ROWS:
________
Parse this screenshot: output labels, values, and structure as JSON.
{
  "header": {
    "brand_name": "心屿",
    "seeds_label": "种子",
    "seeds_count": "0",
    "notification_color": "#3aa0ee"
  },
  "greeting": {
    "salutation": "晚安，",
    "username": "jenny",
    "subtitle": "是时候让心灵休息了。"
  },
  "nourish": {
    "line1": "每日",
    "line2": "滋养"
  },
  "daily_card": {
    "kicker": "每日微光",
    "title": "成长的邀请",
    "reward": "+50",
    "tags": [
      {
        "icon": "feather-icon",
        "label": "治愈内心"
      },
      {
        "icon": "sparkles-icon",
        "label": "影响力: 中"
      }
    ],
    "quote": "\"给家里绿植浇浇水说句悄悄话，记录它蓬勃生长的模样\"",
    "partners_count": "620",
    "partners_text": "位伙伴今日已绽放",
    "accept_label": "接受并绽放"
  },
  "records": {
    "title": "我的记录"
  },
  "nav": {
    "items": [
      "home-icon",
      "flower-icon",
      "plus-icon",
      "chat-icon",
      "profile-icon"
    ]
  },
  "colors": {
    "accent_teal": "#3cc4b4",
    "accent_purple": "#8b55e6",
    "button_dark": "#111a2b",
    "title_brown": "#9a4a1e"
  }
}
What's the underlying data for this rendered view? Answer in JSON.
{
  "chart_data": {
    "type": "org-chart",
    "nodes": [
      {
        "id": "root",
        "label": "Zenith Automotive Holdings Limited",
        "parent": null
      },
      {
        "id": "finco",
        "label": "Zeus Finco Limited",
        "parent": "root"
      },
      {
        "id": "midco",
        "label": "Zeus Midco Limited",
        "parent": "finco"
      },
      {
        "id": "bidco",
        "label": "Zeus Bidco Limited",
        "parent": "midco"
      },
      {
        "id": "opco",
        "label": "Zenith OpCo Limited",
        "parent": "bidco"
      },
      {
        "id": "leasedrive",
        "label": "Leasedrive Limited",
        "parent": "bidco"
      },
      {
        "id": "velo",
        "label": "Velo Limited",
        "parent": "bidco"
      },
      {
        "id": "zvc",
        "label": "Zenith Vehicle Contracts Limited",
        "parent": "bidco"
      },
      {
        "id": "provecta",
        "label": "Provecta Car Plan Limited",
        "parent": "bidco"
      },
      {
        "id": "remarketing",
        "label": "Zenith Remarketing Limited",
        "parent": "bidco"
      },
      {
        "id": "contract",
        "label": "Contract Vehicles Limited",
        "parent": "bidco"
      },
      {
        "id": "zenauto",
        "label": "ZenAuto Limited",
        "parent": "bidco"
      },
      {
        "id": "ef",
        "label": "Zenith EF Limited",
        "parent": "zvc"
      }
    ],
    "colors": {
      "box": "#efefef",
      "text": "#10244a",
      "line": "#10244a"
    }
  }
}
________
WRITTEN PROBLEM:
The records above should be duplicated in full, exactly as given.

IN RESPONSE:
Parse this screenshot: output labels, values, and structure as JSON.
{
  "header": {
    "brand_name": "心屿",
    "seeds_label": "种子",
    "seeds_count": "0",
    "notification_color": "#3aa0ee"
  },
  "greeting": {
    "salutation": "晚安，",
    "username": "jenny",
    "subtitle": "是时候让心灵休息了。"
  },
  "nourish": {
    "line1": "每日",
    "line2": "滋养"
  },
  "daily_card": {
    "kicker": "每日微光",
    "title": "成长的邀请",
    "reward": "+50",
    "tags": [
      {
        "icon": "feather-icon",
        "label": "治愈内心"
      },
      {
        "icon": "sparkles-icon",
        "label": "影响力: 中"
      }
    ],
    "quote": "\"给家里绿植浇浇水说句悄悄话，记录它蓬勃生长的模样\"",
    "partners_count": "620",
    "partners_text": "位伙伴今日已绽放",
    "accept_label": "接受并绽放"
  },
  "records": {
    "title": "我的记录"
  },
  "nav": {
    "items": [
      "home-icon",
      "flower-icon",
      "plus-icon",
      "chat-icon",
      "profile-icon"
    ]
  },
  "colors": {
    "accent_teal": "#3cc4b4",
    "accent_purple": "#8b55e6",
    "button_dark": "#111a2b",
    "title_brown": "#9a4a1e"
  }
}
What's the underlying data for this rendered view? Answer in JSON.
{
  "chart_data": {
    "type": "org-chart",
    "nodes": [
      {
        "id": "root",
        "label": "Zenith Automotive Holdings Limited",
        "parent": null
      },
      {
        "id": "finco",
        "label": "Zeus Finco Limited",
        "parent": "root"
      },
      {
        "id": "midco",
        "label": "Zeus Midco Limited",
        "parent": "finco"
      },
      {
        "id": "bidco",
        "label": "Zeus Bidco Limited",
        "parent": "midco"
      },
      {
        "id": "opco",
        "label": "Zenith OpCo Limited",
        "parent": "bidco"
      },
      {
        "id": "leasedrive",
        "label": "Leasedrive Limited",
        "parent": "bidco"
      },
      {
        "id": "velo",
        "label": "Velo Limited",
        "parent": "bidco"
      },
      {
        "id": "zvc",
        "label": "Zenith Vehicle Contracts Limited",
        "parent": "bidco"
      },
      {
        "id": "provecta",
        "label": "Provecta Car Plan Limited",
        "parent": "bidco"
      },
      {
        "id": "remarketing",
        "label": "Zenith Remarketing Limited",
        "parent": "bidco"
      },
      {
        "id": "contract",
        "label": "Contract Vehicles Limited",
        "parent": "bidco"
      },
      {
        "id": "zenauto",
        "label": "ZenAuto Limited",
        "parent": "bidco"
      },
      {
        "id": "ef",
        "label": "Zenith EF Limited",
        "parent": "zvc"
      }
    ],
    "colors": {
      "box": "#efefef",
      "text": "#10244a",
      "line": "#10244a"
    }
  }
}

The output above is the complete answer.